» DATA EXCERPTS
--- START ---

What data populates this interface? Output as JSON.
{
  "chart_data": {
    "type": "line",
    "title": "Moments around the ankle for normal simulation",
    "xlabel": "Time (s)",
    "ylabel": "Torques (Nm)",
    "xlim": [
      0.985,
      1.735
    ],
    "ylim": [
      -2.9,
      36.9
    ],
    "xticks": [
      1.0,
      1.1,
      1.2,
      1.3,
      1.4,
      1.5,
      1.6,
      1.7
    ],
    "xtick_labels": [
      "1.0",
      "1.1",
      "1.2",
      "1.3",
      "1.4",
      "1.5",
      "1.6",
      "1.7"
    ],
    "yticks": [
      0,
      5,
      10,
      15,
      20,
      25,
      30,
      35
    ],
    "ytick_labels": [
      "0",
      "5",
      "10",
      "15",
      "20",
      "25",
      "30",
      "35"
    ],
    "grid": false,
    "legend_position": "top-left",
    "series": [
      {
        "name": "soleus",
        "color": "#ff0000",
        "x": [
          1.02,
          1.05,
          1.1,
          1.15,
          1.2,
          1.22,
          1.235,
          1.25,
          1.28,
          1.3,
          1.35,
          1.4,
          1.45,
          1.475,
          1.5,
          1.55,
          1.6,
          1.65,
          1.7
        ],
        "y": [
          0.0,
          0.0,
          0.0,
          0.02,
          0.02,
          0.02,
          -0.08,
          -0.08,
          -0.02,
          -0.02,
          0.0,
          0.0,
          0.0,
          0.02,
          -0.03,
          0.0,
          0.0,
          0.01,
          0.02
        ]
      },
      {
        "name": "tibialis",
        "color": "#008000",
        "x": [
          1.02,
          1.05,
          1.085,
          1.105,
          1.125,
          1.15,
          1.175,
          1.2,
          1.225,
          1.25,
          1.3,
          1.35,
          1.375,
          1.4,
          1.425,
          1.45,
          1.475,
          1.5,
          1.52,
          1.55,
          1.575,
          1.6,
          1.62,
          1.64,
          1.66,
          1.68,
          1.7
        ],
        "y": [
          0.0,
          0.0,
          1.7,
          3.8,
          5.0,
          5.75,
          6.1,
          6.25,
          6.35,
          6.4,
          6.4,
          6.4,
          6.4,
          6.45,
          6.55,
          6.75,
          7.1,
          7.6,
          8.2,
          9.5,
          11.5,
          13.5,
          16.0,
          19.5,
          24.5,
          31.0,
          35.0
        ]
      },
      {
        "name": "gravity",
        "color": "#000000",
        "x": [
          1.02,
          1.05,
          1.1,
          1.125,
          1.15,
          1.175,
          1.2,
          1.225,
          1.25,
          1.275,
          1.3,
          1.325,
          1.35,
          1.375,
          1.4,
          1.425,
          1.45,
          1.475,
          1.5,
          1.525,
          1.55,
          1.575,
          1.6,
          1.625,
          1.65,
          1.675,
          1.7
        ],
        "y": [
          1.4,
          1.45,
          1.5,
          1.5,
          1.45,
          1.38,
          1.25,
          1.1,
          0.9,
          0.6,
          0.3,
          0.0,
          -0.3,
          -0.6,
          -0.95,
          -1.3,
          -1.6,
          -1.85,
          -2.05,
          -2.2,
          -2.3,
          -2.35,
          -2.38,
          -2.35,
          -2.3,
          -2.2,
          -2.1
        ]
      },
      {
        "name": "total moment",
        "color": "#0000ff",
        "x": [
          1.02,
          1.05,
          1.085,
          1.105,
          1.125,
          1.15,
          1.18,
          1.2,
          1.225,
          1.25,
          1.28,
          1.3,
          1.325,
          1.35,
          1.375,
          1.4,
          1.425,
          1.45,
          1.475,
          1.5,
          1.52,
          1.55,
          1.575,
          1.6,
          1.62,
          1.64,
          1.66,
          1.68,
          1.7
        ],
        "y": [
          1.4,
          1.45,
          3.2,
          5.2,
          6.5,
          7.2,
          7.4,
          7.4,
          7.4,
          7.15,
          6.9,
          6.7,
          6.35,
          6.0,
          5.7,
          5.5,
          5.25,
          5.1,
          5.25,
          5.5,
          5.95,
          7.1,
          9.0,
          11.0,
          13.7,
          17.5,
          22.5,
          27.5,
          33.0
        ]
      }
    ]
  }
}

--- END ---
--- START ---

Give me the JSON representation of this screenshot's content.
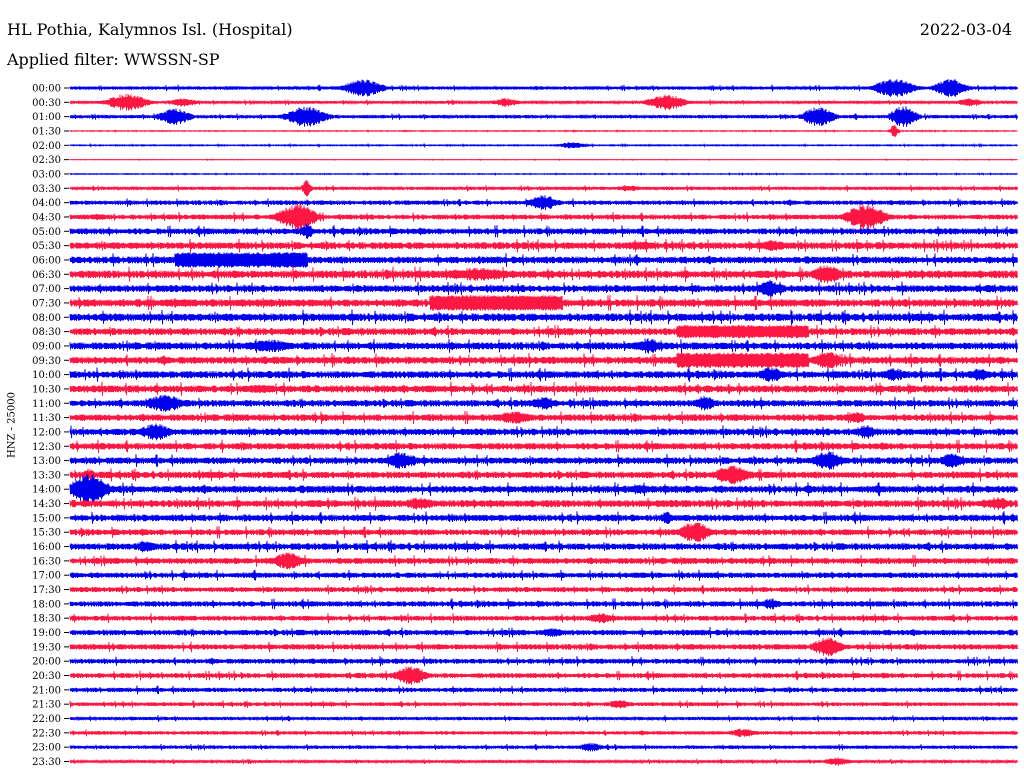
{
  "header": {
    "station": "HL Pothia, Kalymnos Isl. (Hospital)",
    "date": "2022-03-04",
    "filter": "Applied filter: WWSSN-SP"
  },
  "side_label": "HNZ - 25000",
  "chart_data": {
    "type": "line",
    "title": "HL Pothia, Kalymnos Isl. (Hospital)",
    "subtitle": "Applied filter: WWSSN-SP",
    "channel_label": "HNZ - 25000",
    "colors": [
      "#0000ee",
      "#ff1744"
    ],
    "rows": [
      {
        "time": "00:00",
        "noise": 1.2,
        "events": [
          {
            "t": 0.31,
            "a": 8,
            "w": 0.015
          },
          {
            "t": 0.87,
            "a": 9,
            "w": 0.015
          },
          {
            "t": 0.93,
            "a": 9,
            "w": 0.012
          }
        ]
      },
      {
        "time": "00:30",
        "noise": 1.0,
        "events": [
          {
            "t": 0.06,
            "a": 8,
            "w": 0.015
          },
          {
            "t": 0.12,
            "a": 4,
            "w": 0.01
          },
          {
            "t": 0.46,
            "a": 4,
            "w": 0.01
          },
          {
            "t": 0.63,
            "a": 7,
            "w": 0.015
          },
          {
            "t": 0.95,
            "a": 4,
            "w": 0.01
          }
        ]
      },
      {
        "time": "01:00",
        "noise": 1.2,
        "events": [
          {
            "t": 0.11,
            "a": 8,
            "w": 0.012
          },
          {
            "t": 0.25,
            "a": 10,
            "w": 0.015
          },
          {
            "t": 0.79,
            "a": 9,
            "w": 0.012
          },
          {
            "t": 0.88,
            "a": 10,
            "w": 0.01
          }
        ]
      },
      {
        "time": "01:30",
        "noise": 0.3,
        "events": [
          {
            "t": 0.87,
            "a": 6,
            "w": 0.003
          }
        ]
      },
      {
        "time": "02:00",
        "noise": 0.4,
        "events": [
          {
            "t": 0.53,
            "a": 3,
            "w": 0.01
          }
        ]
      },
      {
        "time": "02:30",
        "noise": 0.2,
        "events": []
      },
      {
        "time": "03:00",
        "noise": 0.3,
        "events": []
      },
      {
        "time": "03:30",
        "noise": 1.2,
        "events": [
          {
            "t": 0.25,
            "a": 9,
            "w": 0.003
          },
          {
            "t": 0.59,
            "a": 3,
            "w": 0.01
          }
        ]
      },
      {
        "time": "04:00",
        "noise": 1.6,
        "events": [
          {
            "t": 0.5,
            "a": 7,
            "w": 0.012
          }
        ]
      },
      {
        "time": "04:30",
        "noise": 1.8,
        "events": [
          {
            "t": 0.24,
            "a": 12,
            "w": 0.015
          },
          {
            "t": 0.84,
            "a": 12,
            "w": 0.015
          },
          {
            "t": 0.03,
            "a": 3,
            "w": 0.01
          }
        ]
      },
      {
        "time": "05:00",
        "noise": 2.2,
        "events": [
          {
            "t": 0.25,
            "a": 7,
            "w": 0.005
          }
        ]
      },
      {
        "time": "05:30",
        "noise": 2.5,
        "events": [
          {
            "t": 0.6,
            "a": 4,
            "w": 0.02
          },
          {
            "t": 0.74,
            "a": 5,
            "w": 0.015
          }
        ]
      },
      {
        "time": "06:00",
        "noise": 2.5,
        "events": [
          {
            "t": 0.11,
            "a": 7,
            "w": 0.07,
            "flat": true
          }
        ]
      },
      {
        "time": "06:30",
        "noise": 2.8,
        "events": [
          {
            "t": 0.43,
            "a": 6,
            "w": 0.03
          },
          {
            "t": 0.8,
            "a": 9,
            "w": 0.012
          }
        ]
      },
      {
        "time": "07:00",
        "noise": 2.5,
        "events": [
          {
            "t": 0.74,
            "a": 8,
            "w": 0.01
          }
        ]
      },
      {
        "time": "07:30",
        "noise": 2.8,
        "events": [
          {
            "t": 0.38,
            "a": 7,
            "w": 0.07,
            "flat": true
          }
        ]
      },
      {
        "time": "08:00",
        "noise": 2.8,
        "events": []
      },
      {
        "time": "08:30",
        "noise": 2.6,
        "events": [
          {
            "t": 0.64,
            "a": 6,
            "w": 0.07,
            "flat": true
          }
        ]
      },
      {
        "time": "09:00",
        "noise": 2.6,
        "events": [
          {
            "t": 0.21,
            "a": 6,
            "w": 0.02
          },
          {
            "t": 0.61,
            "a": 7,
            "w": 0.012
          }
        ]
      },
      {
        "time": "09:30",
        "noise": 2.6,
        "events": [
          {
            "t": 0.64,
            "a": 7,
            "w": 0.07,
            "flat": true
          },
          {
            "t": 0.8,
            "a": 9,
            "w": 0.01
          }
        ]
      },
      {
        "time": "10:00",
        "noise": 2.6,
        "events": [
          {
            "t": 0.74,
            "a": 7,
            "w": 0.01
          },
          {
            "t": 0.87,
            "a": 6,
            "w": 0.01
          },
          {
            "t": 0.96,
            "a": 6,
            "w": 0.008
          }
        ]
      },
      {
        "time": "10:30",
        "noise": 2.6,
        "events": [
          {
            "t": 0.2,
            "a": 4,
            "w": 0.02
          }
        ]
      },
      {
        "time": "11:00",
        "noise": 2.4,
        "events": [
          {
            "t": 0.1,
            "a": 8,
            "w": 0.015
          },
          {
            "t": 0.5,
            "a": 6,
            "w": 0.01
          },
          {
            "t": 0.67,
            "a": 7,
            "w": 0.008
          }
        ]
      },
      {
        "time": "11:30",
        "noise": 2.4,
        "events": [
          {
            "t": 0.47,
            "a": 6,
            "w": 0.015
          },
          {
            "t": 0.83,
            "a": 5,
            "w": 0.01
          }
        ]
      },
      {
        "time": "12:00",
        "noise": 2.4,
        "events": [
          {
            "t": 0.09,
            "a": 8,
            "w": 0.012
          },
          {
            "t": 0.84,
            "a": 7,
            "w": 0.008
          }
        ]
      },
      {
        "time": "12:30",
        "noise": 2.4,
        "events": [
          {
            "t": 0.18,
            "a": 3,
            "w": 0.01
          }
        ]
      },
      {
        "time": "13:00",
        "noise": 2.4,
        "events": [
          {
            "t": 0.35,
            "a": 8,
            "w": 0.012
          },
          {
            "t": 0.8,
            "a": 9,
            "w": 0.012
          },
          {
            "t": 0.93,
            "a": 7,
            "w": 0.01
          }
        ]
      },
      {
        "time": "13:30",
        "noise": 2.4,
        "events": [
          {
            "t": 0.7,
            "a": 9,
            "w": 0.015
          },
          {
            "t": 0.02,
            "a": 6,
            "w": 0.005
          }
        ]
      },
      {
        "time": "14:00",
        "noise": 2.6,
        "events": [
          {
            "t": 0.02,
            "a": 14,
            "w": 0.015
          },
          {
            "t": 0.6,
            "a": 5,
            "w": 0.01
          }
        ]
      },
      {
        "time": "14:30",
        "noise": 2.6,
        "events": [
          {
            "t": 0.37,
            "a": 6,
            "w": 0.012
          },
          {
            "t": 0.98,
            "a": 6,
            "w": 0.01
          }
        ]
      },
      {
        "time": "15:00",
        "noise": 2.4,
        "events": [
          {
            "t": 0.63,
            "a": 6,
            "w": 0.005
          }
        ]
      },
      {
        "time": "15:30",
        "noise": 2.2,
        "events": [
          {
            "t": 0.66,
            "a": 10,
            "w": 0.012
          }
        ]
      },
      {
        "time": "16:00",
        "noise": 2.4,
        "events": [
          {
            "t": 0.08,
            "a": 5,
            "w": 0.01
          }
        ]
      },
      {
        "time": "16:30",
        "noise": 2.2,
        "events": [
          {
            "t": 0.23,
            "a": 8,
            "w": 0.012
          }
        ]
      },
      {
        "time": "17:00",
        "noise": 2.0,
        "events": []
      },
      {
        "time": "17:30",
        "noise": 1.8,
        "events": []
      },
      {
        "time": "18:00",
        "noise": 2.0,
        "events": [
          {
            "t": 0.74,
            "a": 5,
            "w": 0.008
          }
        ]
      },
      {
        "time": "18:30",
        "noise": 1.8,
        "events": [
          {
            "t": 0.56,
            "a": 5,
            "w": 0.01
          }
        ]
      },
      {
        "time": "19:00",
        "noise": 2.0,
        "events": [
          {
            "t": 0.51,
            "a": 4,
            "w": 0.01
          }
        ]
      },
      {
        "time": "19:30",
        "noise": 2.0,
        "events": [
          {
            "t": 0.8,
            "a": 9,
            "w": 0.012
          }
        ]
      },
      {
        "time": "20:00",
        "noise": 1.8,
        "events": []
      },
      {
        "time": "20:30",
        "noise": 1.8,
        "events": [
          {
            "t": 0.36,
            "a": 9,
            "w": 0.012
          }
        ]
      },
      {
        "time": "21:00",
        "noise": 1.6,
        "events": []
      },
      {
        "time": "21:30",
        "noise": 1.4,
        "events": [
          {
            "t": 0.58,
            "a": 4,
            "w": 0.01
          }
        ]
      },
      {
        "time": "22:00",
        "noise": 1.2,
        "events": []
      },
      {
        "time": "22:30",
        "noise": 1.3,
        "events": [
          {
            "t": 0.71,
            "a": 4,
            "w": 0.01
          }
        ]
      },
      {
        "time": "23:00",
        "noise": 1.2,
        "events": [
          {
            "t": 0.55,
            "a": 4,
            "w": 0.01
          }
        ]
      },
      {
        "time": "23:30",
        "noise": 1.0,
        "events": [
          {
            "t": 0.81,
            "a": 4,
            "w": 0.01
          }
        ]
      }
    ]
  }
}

--- END ---

» GIVEN EXERCISE
Reproduce each line of the material containing the word "Hospital".

» CORRECT OUTPUT
    "station": "HL Pothia, Kalymnos Isl. (Hospital)",
    "title": "HL Pothia, Kalymnos Isl. (Hospital)",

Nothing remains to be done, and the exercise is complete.